What you should do
Answer with one number only: the number of lines that include the word "الولاء".

(Saved data entries)

....

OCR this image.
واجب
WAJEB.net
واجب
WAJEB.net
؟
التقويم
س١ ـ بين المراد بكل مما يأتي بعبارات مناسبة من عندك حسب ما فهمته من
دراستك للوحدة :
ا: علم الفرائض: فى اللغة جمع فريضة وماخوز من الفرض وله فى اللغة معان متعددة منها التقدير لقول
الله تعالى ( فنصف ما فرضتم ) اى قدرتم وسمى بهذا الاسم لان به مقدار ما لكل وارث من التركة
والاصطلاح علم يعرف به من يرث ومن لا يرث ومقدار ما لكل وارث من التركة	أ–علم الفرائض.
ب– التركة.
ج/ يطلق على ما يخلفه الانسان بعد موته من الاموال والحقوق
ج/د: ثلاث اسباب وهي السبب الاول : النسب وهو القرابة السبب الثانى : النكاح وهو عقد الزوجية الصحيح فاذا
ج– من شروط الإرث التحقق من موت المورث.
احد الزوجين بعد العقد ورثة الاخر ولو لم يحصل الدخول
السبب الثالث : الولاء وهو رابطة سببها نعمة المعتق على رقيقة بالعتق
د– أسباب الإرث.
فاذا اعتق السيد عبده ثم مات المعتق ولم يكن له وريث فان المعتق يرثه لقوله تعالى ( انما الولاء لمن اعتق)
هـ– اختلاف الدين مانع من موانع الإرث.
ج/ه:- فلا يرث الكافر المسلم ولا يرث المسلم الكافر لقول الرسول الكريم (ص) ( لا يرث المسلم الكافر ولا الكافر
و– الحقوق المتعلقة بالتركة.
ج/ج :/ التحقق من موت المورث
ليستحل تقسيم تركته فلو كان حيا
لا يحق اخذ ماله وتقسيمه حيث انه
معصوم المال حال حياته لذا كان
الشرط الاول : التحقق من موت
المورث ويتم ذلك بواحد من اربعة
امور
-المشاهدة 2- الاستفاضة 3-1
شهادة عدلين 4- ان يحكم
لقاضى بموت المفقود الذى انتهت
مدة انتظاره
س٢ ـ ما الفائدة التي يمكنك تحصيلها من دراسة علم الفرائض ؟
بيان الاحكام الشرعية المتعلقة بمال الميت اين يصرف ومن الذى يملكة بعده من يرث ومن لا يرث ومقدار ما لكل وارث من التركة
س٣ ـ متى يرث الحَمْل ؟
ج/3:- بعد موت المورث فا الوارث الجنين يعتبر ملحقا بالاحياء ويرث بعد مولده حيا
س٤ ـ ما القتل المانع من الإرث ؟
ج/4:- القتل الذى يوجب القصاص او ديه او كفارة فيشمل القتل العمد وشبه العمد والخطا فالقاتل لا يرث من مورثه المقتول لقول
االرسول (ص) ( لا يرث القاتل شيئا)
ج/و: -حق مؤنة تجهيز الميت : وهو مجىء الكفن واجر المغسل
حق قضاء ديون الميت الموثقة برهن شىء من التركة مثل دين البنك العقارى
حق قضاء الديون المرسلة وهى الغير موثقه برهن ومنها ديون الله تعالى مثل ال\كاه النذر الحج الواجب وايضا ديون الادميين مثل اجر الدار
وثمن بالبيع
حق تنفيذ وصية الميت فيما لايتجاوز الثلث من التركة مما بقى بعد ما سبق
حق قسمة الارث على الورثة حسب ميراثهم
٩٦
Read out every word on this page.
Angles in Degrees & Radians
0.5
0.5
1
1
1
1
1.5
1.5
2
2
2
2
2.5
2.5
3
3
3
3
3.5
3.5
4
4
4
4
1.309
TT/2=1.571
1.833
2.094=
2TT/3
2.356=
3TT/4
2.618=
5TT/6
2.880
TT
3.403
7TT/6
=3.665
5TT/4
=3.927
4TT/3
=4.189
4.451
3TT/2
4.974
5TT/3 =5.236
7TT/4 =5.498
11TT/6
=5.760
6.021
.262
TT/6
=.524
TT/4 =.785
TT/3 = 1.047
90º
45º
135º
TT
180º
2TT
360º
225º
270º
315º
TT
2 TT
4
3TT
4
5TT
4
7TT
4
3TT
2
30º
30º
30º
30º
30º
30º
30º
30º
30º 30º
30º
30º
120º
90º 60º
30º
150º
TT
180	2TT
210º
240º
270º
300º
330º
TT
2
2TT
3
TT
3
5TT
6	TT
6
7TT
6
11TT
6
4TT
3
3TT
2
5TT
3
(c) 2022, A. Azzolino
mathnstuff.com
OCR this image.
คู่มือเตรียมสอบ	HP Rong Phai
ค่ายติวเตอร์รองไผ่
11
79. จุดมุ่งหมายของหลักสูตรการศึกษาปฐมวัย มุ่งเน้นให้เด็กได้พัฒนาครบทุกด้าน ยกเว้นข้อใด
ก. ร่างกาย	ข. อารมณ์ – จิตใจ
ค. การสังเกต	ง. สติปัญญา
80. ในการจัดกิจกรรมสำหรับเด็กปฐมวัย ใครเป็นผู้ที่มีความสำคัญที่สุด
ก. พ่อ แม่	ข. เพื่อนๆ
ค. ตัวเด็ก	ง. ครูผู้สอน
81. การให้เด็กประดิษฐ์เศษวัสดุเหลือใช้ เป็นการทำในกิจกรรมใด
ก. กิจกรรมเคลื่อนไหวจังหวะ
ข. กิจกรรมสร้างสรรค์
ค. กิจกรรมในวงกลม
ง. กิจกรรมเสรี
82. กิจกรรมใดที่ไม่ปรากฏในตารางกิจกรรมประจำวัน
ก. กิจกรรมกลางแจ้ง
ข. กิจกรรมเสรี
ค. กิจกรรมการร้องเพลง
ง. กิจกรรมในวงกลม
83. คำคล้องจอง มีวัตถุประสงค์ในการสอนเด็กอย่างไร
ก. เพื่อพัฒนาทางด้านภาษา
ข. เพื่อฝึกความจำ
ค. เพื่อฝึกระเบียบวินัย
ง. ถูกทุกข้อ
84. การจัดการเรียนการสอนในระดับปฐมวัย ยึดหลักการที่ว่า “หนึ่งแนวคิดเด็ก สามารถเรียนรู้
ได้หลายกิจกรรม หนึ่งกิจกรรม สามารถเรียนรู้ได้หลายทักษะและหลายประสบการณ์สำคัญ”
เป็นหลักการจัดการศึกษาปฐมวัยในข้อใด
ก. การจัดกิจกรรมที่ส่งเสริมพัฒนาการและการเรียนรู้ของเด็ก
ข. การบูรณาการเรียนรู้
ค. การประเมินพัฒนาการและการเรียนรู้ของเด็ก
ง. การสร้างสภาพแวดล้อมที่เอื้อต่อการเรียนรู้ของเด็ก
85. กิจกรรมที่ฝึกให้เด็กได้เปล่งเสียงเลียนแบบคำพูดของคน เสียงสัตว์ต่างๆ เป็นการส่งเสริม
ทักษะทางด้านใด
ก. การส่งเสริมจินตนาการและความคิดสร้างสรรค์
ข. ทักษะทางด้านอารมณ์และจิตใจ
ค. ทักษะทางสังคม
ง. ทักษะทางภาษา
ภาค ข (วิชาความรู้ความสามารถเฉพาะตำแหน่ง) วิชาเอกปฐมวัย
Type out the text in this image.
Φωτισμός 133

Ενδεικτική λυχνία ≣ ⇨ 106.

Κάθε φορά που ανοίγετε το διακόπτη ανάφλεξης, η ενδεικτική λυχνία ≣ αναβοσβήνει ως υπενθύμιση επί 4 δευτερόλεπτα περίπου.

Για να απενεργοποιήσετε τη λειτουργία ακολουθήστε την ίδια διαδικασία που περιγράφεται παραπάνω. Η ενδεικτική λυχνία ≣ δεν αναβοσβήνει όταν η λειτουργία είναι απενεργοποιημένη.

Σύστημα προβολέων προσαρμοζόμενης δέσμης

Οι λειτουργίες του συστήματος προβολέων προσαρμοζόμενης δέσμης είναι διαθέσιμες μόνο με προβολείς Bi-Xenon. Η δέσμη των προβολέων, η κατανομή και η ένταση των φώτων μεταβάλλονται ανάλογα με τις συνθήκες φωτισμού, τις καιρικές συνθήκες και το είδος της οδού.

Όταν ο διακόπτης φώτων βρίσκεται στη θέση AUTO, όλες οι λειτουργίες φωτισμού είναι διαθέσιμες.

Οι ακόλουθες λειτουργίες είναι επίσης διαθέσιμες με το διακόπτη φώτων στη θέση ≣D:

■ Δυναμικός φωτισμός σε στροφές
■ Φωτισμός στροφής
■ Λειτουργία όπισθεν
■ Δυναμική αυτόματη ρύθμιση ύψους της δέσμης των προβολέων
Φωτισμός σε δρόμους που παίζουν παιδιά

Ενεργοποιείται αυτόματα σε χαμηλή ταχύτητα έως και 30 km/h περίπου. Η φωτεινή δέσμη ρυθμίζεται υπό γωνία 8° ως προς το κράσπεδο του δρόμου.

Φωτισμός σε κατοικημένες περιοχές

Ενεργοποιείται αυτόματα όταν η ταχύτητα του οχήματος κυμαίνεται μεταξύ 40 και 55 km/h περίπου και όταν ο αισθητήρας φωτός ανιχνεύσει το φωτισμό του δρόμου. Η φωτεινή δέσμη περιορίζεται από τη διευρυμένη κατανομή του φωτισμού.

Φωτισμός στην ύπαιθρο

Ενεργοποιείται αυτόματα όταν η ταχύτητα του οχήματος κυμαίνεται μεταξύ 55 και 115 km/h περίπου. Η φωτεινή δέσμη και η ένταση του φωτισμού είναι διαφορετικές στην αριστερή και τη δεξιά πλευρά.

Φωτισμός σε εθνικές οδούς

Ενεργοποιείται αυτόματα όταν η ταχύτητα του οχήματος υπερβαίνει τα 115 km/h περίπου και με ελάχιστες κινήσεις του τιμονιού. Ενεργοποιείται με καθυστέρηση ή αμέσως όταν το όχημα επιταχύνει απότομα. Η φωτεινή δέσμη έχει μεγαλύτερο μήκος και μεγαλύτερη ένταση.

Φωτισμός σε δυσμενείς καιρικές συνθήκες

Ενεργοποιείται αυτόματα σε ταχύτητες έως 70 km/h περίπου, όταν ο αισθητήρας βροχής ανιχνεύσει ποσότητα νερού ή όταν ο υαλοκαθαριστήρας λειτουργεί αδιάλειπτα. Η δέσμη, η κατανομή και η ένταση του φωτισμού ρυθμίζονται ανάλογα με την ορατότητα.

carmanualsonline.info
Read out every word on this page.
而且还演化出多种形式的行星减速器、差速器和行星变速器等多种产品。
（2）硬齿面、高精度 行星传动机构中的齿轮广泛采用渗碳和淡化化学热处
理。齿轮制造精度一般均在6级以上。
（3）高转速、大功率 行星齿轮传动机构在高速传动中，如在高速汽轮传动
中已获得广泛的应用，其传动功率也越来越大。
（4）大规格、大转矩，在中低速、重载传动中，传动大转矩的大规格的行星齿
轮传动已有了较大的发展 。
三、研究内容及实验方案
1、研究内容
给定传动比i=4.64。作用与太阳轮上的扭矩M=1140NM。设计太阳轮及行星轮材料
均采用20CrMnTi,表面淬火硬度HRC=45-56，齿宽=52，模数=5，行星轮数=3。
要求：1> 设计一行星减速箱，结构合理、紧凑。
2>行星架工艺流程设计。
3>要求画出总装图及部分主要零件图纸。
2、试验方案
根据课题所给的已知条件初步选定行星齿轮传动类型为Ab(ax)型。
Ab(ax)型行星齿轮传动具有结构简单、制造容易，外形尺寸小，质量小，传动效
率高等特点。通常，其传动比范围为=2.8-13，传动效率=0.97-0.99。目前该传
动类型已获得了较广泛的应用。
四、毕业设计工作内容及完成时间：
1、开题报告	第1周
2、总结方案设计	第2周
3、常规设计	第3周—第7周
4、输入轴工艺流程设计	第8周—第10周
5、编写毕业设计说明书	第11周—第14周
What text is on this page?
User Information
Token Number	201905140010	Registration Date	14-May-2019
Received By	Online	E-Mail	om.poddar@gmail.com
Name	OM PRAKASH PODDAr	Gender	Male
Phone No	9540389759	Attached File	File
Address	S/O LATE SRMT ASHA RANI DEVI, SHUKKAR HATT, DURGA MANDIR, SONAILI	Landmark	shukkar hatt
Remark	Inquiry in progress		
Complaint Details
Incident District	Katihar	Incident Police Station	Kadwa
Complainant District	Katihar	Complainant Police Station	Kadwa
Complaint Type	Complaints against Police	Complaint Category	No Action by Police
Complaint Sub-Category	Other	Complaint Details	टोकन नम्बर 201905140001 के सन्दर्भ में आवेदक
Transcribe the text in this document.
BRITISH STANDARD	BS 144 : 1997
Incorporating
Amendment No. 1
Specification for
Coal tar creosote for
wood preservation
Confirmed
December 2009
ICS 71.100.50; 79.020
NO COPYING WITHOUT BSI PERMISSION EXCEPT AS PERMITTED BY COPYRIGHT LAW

....

Answer in full
2